◆ DIRECTION:
Copy every line of the records below that holds the word "заявления".

Records from a data source:
>>
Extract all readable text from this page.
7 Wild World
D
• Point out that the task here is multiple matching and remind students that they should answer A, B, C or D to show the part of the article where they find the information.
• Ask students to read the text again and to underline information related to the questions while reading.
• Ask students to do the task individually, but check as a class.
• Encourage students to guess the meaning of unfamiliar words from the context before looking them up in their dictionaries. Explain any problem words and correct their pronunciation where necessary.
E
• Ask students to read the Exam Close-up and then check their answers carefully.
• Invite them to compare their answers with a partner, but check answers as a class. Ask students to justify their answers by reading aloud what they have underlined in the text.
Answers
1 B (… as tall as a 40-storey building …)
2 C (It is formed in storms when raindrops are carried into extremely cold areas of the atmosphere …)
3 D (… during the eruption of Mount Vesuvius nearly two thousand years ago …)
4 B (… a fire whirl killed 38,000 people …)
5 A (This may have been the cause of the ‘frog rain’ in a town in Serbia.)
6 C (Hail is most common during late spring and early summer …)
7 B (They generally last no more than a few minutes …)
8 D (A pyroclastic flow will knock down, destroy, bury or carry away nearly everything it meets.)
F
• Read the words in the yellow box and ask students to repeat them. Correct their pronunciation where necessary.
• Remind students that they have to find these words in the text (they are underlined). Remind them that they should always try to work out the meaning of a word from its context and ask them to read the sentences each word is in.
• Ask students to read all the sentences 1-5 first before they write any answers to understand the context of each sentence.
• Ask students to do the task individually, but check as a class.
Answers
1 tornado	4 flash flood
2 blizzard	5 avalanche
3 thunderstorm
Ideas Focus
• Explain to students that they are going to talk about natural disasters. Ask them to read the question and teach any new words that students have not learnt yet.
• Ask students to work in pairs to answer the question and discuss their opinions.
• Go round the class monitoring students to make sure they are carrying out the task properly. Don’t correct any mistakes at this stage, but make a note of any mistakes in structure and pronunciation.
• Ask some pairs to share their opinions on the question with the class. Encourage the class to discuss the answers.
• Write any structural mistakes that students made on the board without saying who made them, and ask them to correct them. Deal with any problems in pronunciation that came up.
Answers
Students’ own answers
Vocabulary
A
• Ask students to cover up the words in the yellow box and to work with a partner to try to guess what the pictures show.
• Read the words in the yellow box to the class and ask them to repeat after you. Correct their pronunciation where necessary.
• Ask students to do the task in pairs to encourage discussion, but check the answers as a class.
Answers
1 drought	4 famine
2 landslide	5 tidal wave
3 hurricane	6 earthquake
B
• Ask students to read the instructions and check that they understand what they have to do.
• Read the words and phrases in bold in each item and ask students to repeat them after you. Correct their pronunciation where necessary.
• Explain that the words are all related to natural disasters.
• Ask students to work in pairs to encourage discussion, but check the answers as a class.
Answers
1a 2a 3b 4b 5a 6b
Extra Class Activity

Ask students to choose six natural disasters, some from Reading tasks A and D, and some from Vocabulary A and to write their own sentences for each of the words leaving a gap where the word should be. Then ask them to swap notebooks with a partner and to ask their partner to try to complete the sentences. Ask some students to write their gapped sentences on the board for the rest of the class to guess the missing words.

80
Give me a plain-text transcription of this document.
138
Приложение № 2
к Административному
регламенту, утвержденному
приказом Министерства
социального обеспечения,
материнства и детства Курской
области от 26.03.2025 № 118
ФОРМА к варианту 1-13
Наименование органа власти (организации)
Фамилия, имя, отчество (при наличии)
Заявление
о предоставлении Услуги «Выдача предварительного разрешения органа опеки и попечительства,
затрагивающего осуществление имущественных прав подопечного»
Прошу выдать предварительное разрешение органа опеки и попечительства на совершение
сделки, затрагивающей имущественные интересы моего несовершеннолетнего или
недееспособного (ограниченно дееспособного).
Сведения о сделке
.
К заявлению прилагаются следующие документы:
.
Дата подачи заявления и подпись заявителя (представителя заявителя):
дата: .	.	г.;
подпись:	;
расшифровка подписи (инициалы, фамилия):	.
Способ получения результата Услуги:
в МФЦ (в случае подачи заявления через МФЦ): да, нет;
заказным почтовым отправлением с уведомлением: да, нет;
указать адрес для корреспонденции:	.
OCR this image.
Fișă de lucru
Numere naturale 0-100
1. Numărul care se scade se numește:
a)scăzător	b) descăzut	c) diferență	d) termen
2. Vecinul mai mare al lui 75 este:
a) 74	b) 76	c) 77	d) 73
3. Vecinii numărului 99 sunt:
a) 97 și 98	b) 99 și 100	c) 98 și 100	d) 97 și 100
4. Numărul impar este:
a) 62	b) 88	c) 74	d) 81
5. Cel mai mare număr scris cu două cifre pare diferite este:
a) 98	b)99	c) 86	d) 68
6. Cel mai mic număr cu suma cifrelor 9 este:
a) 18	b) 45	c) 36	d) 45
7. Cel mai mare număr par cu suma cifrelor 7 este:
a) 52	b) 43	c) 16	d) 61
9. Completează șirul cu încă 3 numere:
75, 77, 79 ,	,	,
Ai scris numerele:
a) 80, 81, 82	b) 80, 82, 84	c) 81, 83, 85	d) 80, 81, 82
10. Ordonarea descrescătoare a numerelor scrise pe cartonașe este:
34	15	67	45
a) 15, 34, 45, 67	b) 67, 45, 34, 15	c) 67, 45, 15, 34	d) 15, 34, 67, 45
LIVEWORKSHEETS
<<
◆ OUTPUT:
Дата подачи заявления и подпись заявителя (представителя заявителя):
в МФЦ (в случае подачи заявления через МФЦ): да, нет;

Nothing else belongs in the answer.